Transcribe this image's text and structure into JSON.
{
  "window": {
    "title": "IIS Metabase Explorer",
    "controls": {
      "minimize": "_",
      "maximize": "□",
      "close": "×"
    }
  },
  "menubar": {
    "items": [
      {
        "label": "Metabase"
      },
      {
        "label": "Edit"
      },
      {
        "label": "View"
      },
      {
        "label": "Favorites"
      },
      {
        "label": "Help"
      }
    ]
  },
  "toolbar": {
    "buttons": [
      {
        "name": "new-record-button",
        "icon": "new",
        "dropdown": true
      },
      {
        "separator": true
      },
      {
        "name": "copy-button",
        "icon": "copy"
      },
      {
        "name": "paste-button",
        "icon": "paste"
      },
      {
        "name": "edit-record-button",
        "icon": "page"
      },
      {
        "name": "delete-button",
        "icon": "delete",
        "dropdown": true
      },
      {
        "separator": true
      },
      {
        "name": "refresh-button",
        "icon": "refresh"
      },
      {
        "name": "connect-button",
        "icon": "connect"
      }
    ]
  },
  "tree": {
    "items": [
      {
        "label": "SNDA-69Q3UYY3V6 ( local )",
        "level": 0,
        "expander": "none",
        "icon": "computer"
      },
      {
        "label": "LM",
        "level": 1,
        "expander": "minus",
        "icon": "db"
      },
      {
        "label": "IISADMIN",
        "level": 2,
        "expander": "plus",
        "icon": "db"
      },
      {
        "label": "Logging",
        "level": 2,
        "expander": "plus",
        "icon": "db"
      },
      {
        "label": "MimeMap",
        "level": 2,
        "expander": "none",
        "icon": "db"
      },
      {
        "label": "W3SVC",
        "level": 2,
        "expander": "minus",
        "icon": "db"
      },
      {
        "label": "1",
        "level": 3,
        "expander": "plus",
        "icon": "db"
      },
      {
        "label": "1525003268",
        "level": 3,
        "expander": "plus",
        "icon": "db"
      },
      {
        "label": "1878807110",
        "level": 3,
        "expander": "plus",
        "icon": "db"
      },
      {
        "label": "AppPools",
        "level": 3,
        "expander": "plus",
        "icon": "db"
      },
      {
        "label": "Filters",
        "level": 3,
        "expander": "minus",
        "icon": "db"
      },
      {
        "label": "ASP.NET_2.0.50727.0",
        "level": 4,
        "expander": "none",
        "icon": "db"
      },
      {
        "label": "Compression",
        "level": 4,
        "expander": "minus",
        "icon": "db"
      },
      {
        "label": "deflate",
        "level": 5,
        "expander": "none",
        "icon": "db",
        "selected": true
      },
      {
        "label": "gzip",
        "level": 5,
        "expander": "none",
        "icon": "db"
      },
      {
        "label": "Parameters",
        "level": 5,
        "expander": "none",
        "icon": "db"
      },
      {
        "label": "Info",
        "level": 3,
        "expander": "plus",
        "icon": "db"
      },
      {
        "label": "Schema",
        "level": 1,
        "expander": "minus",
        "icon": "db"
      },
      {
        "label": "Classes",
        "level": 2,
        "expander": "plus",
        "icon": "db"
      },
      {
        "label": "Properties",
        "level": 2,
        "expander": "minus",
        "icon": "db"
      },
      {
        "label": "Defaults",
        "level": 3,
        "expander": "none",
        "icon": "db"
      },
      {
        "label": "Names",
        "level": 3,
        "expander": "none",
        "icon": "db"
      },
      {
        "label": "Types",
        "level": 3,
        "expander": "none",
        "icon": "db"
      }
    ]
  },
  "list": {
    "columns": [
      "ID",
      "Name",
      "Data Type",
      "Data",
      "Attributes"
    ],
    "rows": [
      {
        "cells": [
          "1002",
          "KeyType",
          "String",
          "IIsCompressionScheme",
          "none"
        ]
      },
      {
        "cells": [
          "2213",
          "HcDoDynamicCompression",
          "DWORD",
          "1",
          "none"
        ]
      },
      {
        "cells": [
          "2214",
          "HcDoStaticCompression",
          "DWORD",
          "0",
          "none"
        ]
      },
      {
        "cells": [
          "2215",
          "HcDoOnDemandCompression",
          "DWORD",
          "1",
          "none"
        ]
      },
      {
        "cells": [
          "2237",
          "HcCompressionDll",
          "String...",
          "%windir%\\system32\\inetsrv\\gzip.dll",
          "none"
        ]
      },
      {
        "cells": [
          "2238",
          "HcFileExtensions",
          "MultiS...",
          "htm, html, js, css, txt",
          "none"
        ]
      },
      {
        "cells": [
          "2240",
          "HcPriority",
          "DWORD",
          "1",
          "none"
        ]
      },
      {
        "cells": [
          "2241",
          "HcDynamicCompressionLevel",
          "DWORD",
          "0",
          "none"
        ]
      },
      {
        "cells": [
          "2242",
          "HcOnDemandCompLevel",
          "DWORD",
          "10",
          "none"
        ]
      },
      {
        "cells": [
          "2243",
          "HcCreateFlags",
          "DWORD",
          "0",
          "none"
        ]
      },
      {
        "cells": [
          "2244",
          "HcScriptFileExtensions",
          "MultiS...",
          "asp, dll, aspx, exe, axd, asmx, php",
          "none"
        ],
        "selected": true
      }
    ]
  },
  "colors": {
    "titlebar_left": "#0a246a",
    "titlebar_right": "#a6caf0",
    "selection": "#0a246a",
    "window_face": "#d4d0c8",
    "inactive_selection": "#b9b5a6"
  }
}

◆ ◆ ◆ ◆ ◆ ◆ ◆

| Instructions for the task |
Please set down all the data word for word.

| Reply to the exercise |
Transcribe this image's text and structure into JSON.
{
  "window": {
    "title": "IIS Metabase Explorer",
    "controls": {
      "minimize": "_",
      "maximize": "□",
      "close": "×"
    }
  },
  "menubar": {
    "items": [
      {
        "label": "Metabase"
      },
      {
        "label": "Edit"
      },
      {
        "label": "View"
      },
      {
        "label": "Favorites"
      },
      {
        "label": "Help"
      }
    ]
  },
  "toolbar": {
    "buttons": [
      {
        "name": "new-record-button",
        "icon": "new",
        "dropdown": true
      },
      {
        "separator": true
      },
      {
        "name": "copy-button",
        "icon": "copy"
      },
      {
        "name": "paste-button",
        "icon": "paste"
      },
      {
        "name": "edit-record-button",
        "icon": "page"
      },
      {
        "name": "delete-button",
        "icon": "delete",
        "dropdown": true
      },
      {
        "separator": true
      },
      {
        "name": "refresh-button",
        "icon": "refresh"
      },
      {
        "name": "connect-button",
        "icon": "connect"
      }
    ]
  },
  "tree": {
    "items": [
      {
        "label": "SNDA-69Q3UYY3V6 ( local )",
        "level": 0,
        "expander": "none",
        "icon": "computer"
      },
      {
        "label": "LM",
        "level": 1,
        "expander": "minus",
        "icon": "db"
      },
      {
        "label": "IISADMIN",
        "level": 2,
        "expander": "plus",
        "icon": "db"
      },
      {
        "label": "Logging",
        "level": 2,
        "expander": "plus",
        "icon": "db"
      },
      {
        "label": "MimeMap",
        "level": 2,
        "expander": "none",
        "icon": "db"
      },
      {
        "label": "W3SVC",
        "level": 2,
        "expander": "minus",
        "icon": "db"
      },
      {
        "label": "1",
        "level": 3,
        "expander": "plus",
        "icon": "db"
      },
      {
        "label": "1525003268",
        "level": 3,
        "expander": "plus",
        "icon": "db"
      },
      {
        "label": "1878807110",
        "level": 3,
        "expander": "plus",
        "icon": "db"
      },
      {
        "label": "AppPools",
        "level": 3,
        "expander": "plus",
        "icon": "db"
      },
      {
        "label": "Filters",
        "level": 3,
        "expander": "minus",
        "icon": "db"
      },
      {
        "label": "ASP.NET_2.0.50727.0",
        "level": 4,
        "expander": "none",
        "icon": "db"
      },
      {
        "label": "Compression",
        "level": 4,
        "expander": "minus",
        "icon": "db"
      },
      {
        "label": "deflate",
        "level": 5,
        "expander": "none",
        "icon": "db",
        "selected": true
      },
      {
        "label": "gzip",
        "level": 5,
        "expander": "none",
        "icon": "db"
      },
      {
        "label": "Parameters",
        "level": 5,
        "expander": "none",
        "icon": "db"
      },
      {
        "label": "Info",
        "level": 3,
        "expander": "plus",
        "icon": "db"
      },
      {
        "label": "Schema",
        "level": 1,
        "expander": "minus",
        "icon": "db"
      },
      {
        "label": "Classes",
        "level": 2,
        "expander": "plus",
        "icon": "db"
      },
      {
        "label": "Properties",
        "level": 2,
        "expander": "minus",
        "icon": "db"
      },
      {
        "label": "Defaults",
        "level": 3,
        "expander": "none",
        "icon": "db"
      },
      {
        "label": "Names",
        "level": 3,
        "expander": "none",
        "icon": "db"
      },
      {
        "label": "Types",
        "level": 3,
        "expander": "none",
        "icon": "db"
      }
    ]
  },
  "list": {
    "columns": [
      "ID",
      "Name",
      "Data Type",
      "Data",
      "Attributes"
    ],
    "rows": [
      {
        "cells": [
          "1002",
          "KeyType",
          "String",
          "IIsCompressionScheme",
          "none"
        ]
      },
      {
        "cells": [
          "2213",
          "HcDoDynamicCompression",
          "DWORD",
          "1",
          "none"
        ]
      },
      {
        "cells": [
          "2214",
          "HcDoStaticCompression",
          "DWORD",
          "0",
          "none"
        ]
      },
      {
        "cells": [
          "2215",
          "HcDoOnDemandCompression",
          "DWORD",
          "1",
          "none"
        ]
      },
      {
        "cells": [
          "2237",
          "HcCompressionDll",
          "String...",
          "%windir%\\system32\\inetsrv\\gzip.dll",
          "none"
        ]
      },
      {
        "cells": [
          "2238",
          "HcFileExtensions",
          "MultiS...",
          "htm, html, js, css, txt",
          "none"
        ]
      },
      {
        "cells": [
          "2240",
          "HcPriority",
          "DWORD",
          "1",
          "none"
        ]
      },
      {
        "cells": [
          "2241",
          "HcDynamicCompressionLevel",
          "DWORD",
          "0",
          "none"
        ]
      },
      {
        "cells": [
          "2242",
          "HcOnDemandCompLevel",
          "DWORD",
          "10",
          "none"
        ]
      },
      {
        "cells": [
          "2243",
          "HcCreateFlags",
          "DWORD",
          "0",
          "none"
        ]
      },
      {
        "cells": [
          "2244",
          "HcScriptFileExtensions",
          "MultiS...",
          "asp, dll, aspx, exe, axd, asmx, php",
          "none"
        ],
        "selected": true
      }
    ]
  },
  "colors": {
    "titlebar_left": "#0a246a",
    "titlebar_right": "#a6caf0",
    "selection": "#0a246a",
    "window_face": "#d4d0c8",
    "inactive_selection": "#b9b5a6"
  }
}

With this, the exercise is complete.